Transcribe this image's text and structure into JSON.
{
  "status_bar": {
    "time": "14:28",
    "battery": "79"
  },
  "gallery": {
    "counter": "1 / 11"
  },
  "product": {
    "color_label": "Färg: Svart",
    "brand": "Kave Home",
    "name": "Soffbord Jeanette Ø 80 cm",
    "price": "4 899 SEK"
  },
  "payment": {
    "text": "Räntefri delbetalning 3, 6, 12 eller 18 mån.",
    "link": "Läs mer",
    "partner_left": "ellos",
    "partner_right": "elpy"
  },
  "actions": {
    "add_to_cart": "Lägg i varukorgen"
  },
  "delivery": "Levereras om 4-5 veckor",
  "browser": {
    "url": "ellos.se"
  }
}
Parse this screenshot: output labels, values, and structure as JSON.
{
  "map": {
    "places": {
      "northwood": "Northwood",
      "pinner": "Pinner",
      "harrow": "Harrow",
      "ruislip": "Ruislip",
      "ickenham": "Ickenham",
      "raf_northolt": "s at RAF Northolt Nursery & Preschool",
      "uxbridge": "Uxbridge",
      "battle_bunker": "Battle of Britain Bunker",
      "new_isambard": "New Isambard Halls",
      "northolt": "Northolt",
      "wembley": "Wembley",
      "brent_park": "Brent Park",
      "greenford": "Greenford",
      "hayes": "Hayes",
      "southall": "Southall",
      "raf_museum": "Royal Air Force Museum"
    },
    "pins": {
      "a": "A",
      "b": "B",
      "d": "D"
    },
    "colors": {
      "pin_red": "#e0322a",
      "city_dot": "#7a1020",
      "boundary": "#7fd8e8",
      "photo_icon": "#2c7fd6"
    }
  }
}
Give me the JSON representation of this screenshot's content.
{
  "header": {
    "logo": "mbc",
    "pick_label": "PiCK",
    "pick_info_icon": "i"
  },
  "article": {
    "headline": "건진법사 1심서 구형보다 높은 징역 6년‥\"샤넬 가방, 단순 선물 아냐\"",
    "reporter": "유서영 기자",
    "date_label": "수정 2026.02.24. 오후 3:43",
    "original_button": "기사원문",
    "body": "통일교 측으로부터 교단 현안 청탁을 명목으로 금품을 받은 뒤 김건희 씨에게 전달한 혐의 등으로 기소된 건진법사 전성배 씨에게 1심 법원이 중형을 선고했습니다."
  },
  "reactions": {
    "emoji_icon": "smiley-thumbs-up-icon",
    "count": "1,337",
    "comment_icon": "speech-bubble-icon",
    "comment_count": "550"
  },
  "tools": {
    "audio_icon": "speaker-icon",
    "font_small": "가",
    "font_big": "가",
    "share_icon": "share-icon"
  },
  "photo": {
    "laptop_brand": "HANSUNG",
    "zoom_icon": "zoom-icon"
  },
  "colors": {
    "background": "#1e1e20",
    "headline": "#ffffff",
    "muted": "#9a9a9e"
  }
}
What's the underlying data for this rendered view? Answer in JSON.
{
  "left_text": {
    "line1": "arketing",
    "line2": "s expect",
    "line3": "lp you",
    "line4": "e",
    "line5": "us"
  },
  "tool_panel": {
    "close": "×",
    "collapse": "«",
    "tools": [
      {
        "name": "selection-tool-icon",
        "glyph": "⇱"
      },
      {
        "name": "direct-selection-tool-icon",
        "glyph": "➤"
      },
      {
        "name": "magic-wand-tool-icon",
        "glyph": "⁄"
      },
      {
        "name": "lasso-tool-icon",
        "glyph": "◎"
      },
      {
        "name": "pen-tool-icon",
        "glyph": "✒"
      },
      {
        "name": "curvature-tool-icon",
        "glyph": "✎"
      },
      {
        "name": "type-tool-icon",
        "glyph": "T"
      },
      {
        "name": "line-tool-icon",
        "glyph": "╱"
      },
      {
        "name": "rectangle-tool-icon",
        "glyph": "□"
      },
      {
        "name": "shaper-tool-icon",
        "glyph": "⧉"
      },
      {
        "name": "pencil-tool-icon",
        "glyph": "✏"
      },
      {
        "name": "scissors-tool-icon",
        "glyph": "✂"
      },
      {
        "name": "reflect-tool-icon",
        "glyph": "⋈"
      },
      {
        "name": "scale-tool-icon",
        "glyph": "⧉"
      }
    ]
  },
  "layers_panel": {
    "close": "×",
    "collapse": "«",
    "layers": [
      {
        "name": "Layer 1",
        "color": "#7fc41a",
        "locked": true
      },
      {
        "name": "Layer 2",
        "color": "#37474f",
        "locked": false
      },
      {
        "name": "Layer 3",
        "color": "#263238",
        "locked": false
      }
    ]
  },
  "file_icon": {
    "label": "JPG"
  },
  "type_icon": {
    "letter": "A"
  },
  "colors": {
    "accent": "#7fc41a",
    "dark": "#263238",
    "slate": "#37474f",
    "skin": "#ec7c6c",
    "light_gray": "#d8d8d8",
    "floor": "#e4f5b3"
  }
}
• • • • • • •
From the line that contains "What's the underlying" to the last line of the material above, repeat every line exactly, keeping both the first and the last.

EXERCISE RESPONSE.
What's the underlying data for this rendered view? Answer in JSON.
{
  "left_text": {
    "line1": "arketing",
    "line2": "s expect",
    "line3": "lp you",
    "line4": "e",
    "line5": "us"
  },
  "tool_panel": {
    "close": "×",
    "collapse": "«",
    "tools": [
      {
        "name": "selection-tool-icon",
        "glyph": "⇱"
      },
      {
        "name": "direct-selection-tool-icon",
        "glyph": "➤"
      },
      {
        "name": "magic-wand-tool-icon",
        "glyph": "⁄"
      },
      {
        "name": "lasso-tool-icon",
        "glyph": "◎"
      },
      {
        "name": "pen-tool-icon",
        "glyph": "✒"
      },
      {
        "name": "curvature-tool-icon",
        "glyph": "✎"
      },
      {
        "name": "type-tool-icon",
        "glyph": "T"
      },
      {
        "name": "line-tool-icon",
        "glyph": "╱"
      },
      {
        "name": "rectangle-tool-icon",
        "glyph": "□"
      },
      {
        "name": "shaper-tool-icon",
        "glyph": "⧉"
      },
      {
        "name": "pencil-tool-icon",
        "glyph": "✏"
      },
      {
        "name": "scissors-tool-icon",
        "glyph": "✂"
      },
      {
        "name": "reflect-tool-icon",
        "glyph": "⋈"
      },
      {
        "name": "scale-tool-icon",
        "glyph": "⧉"
      }
    ]
  },
  "layers_panel": {
    "close": "×",
    "collapse": "«",
    "layers": [
      {
        "name": "Layer 1",
        "color": "#7fc41a",
        "locked": true
      },
      {
        "name": "Layer 2",
        "color": "#37474f",
        "locked": false
      },
      {
        "name": "Layer 3",
        "color": "#263238",
        "locked": false
      }
    ]
  },
  "file_icon": {
    "label": "JPG"
  },
  "type_icon": {
    "letter": "A"
  },
  "colors": {
    "accent": "#7fc41a",
    "dark": "#263238",
    "slate": "#37474f",
    "skin": "#ec7c6c",
    "light_gray": "#d8d8d8",
    "floor": "#e4f5b3"
  }
}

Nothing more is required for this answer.